Do this: For every line in the records that has the word "Current", make a copy.

Task material:
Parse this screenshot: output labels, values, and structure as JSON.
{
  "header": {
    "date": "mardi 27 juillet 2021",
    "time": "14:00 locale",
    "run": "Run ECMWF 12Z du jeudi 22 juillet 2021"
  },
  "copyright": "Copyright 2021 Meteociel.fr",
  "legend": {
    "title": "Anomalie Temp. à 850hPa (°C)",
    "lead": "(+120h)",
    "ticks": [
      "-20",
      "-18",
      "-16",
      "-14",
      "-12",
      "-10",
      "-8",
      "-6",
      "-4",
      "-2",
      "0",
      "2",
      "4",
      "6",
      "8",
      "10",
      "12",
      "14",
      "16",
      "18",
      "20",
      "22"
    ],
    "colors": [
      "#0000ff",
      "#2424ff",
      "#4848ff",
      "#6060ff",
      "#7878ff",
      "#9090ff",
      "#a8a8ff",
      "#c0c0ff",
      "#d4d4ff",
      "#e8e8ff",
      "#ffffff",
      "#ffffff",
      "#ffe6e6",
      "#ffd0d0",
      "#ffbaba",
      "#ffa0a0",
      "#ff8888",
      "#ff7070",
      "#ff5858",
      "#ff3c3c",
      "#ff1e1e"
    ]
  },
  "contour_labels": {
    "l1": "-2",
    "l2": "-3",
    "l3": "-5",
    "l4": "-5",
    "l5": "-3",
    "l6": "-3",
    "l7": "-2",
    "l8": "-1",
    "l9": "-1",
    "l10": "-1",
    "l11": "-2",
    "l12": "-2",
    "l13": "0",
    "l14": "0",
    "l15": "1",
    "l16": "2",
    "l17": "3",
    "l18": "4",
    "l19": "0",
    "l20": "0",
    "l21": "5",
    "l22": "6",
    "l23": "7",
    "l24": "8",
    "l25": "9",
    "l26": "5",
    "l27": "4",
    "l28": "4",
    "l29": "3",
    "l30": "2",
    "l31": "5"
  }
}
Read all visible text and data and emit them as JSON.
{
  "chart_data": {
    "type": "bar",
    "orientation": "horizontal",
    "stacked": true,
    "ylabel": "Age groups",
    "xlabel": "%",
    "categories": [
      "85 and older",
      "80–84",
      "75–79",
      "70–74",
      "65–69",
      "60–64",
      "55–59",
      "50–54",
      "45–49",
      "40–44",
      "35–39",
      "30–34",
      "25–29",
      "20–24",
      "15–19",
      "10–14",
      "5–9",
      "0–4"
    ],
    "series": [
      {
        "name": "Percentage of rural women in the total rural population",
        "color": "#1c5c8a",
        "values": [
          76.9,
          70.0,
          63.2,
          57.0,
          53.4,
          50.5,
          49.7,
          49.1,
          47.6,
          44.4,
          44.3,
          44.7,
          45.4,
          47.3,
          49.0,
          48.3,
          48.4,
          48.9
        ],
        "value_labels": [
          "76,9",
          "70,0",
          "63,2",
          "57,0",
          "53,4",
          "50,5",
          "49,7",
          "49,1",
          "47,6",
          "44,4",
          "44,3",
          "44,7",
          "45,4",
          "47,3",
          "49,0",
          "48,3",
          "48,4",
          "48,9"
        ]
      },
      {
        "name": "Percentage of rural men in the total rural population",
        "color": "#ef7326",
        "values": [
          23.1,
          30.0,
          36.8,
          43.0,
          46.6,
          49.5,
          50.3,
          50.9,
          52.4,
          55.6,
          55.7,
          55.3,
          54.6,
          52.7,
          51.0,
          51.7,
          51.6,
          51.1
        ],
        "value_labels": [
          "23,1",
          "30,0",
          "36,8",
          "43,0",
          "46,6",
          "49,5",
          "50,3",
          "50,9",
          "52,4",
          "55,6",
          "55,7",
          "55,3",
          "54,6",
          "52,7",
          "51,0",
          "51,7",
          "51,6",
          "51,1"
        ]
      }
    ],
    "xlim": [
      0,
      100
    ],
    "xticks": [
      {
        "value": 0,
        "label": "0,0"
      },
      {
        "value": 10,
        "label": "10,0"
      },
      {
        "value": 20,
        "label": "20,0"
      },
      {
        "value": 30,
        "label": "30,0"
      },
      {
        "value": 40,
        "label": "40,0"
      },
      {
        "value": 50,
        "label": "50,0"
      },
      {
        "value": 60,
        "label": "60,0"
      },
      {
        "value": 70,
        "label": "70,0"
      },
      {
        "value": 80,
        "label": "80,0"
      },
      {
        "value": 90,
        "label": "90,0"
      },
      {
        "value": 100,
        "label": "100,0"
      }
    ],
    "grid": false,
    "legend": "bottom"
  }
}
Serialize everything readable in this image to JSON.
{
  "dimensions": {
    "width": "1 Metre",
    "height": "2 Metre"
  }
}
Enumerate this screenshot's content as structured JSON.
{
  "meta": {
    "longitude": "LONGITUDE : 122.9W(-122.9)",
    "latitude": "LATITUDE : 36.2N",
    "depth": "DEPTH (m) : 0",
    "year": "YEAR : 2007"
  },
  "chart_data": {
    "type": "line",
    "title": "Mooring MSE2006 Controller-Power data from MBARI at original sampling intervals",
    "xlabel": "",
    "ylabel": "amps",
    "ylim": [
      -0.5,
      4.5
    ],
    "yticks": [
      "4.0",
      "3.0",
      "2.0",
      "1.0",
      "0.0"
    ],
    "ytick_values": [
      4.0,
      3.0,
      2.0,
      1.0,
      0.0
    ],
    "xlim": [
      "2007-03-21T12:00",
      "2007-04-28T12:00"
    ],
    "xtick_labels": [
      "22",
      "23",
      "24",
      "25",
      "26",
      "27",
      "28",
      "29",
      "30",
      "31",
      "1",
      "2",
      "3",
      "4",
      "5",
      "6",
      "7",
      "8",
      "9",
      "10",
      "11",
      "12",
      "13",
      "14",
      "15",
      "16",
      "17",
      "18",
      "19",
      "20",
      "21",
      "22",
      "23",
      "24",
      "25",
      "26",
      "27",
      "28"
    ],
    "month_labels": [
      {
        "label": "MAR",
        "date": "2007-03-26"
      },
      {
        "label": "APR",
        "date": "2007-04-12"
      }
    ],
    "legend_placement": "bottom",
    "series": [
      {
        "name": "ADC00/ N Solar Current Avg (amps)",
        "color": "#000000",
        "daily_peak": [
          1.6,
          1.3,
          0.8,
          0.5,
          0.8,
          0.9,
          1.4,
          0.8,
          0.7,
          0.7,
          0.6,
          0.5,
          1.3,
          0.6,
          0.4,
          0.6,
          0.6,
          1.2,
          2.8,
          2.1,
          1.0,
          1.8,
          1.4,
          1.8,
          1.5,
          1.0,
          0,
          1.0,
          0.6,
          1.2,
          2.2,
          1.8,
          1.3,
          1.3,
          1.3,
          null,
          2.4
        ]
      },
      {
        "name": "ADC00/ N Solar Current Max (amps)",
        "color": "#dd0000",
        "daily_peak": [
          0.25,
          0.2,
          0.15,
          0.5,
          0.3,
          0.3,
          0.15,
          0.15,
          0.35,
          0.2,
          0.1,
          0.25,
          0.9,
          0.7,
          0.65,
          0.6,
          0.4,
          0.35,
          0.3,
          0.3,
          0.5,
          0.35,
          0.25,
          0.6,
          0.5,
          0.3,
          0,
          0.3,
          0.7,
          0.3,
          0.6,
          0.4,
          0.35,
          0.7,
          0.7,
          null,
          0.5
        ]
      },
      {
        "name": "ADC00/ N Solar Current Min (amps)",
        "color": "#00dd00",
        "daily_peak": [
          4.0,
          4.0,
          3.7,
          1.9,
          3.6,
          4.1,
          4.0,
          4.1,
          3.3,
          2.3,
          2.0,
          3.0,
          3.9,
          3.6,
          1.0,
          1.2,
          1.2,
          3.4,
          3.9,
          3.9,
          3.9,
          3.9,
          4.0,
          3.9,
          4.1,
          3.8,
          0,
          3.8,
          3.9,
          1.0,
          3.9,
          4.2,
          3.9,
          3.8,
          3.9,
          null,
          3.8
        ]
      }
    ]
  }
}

Solution to the exercise:
        "name": "ADC00/ N Solar Current Avg (amps)",
        "name": "ADC00/ N Solar Current Max (amps)",
        "name": "ADC00/ N Solar Current Min (amps)",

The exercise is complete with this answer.